- **WHAT IS REQUIRED**: Locate each line with the string "text" in the listing below and copy it.

++++++++

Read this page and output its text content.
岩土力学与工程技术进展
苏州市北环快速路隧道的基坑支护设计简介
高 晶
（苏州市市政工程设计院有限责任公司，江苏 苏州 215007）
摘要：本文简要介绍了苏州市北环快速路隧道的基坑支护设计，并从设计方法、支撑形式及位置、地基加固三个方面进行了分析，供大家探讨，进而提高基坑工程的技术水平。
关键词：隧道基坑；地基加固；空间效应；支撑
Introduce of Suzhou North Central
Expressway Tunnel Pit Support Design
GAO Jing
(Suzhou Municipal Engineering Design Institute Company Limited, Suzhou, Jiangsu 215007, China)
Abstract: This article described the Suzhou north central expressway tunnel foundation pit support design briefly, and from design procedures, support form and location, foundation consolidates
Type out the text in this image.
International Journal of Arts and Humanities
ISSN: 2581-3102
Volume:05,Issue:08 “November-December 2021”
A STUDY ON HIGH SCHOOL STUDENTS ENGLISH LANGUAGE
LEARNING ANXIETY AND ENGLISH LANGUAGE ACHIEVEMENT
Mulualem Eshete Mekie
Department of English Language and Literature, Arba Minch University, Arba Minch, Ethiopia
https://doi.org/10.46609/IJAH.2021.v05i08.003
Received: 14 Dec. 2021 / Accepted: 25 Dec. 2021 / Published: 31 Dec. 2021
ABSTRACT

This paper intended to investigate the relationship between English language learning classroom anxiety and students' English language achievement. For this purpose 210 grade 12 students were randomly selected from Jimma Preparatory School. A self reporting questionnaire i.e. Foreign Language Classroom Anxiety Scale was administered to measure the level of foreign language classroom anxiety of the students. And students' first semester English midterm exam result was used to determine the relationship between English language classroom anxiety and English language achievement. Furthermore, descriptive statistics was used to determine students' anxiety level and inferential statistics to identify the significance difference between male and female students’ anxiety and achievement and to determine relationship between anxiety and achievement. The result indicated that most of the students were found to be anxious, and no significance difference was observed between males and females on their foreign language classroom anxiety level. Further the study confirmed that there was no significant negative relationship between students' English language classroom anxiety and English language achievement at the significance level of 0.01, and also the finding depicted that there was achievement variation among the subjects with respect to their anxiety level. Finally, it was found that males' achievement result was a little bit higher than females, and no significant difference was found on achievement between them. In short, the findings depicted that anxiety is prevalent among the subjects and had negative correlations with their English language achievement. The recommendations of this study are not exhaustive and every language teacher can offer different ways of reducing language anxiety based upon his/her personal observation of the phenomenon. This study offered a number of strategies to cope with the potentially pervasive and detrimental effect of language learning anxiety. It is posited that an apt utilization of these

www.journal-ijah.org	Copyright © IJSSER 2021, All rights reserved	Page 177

++++++++

- **WRITTEN REPLY**:
Read this page and output its text content.
Type out the text in this image.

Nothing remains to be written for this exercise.